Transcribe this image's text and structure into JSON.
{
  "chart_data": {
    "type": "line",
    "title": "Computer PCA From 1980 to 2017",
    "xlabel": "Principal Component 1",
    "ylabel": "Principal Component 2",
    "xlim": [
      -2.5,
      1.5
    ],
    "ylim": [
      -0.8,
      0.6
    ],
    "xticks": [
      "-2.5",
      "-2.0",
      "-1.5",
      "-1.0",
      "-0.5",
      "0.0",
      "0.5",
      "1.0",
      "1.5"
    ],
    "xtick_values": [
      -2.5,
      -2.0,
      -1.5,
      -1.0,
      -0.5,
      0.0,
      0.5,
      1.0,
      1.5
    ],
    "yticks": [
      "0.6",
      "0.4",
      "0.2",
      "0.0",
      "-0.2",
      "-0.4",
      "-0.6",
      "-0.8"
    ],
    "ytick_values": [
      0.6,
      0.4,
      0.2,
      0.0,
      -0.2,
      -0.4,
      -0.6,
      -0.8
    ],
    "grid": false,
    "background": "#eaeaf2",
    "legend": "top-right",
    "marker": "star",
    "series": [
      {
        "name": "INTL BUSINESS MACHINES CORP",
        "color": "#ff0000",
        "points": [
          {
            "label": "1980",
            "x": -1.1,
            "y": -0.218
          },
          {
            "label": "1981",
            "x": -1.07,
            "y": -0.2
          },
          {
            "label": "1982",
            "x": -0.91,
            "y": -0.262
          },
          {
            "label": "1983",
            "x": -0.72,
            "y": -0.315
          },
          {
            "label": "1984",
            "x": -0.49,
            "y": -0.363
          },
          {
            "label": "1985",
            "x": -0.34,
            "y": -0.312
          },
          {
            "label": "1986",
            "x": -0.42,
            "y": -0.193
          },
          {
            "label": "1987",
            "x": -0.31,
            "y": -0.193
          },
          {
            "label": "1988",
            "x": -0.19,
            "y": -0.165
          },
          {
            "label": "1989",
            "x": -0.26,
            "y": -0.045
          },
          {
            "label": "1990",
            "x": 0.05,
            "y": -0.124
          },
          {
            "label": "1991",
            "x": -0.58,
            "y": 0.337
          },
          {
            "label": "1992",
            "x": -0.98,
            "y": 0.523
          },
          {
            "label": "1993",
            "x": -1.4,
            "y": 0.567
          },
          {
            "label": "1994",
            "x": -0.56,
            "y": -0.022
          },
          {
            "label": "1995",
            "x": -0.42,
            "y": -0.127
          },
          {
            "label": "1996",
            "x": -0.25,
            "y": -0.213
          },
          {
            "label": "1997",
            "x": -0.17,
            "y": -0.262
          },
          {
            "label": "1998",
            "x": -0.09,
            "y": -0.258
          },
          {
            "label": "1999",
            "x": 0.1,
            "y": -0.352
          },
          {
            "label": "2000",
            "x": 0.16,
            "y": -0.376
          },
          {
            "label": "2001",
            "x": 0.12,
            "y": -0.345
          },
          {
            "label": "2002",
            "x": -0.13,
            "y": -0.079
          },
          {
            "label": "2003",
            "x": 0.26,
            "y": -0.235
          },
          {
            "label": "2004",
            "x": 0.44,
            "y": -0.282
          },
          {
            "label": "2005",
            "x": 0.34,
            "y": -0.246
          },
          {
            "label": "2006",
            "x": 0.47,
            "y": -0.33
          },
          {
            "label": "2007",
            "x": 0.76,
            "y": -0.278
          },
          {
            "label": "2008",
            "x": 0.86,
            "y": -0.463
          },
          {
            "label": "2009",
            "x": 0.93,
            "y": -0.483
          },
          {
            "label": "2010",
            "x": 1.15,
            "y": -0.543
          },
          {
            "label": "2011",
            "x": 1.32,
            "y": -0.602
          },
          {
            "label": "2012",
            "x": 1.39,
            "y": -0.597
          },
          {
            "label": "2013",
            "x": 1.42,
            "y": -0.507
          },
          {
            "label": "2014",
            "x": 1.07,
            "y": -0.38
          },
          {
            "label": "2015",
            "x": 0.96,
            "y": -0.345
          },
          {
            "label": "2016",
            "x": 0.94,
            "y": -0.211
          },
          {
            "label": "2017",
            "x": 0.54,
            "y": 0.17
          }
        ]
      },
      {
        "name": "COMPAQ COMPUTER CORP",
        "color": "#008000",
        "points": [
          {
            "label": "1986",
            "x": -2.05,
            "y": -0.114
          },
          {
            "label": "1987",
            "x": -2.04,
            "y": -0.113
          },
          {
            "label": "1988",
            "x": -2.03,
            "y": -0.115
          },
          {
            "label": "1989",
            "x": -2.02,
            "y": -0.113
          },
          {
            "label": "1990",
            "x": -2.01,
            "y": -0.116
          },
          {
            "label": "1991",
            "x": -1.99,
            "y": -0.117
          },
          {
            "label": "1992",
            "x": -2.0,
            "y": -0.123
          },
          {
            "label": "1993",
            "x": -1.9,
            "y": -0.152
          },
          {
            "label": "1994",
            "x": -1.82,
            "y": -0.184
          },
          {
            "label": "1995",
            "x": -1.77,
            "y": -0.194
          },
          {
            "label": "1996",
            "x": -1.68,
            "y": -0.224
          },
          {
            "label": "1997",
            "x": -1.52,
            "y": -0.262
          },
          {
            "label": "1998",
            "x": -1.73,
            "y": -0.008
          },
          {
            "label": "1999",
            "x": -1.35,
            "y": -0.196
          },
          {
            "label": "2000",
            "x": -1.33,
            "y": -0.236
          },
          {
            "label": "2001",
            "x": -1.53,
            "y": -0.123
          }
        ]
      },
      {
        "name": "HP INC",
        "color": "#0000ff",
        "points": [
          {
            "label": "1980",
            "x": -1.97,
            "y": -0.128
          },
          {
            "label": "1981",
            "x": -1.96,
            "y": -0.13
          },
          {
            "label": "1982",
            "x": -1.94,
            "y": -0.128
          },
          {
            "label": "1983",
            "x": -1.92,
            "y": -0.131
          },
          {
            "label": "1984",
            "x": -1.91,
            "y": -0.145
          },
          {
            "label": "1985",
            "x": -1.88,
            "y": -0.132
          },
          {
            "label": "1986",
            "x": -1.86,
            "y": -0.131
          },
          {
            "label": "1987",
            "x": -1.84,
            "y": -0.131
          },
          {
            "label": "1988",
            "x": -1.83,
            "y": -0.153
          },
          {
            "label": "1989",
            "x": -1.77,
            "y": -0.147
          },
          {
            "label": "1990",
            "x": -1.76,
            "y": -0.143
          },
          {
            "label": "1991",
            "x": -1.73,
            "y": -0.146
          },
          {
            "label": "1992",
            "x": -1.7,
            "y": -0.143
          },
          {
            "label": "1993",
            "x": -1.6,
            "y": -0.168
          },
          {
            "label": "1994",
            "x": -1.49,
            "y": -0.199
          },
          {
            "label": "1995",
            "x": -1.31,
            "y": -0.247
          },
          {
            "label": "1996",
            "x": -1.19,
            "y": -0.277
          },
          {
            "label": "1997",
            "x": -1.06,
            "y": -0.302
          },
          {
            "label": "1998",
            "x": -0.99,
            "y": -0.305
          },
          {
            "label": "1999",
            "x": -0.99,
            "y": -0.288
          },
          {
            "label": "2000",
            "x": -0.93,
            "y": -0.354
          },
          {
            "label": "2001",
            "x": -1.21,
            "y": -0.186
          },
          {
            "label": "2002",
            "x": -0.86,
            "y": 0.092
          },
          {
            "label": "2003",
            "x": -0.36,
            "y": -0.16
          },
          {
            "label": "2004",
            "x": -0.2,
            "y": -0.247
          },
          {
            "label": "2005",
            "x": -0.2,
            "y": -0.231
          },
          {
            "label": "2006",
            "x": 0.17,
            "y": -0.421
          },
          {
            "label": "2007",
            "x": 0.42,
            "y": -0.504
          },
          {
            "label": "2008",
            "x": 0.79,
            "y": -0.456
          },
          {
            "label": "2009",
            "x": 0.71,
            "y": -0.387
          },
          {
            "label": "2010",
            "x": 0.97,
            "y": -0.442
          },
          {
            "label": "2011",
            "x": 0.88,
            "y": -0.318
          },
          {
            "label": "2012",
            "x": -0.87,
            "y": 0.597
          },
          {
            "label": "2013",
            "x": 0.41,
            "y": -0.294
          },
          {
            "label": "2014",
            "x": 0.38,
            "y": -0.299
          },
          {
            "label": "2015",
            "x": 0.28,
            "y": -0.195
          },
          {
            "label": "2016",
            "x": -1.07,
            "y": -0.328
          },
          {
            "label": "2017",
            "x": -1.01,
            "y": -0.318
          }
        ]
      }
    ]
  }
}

□ □ □

• STATED TASK: Identify each line containing the string "Component" and copy it out.

• PROBLEM SOLUTION:
    "xlabel": "Principal Component 1",
    "ylabel": "Principal Component 2",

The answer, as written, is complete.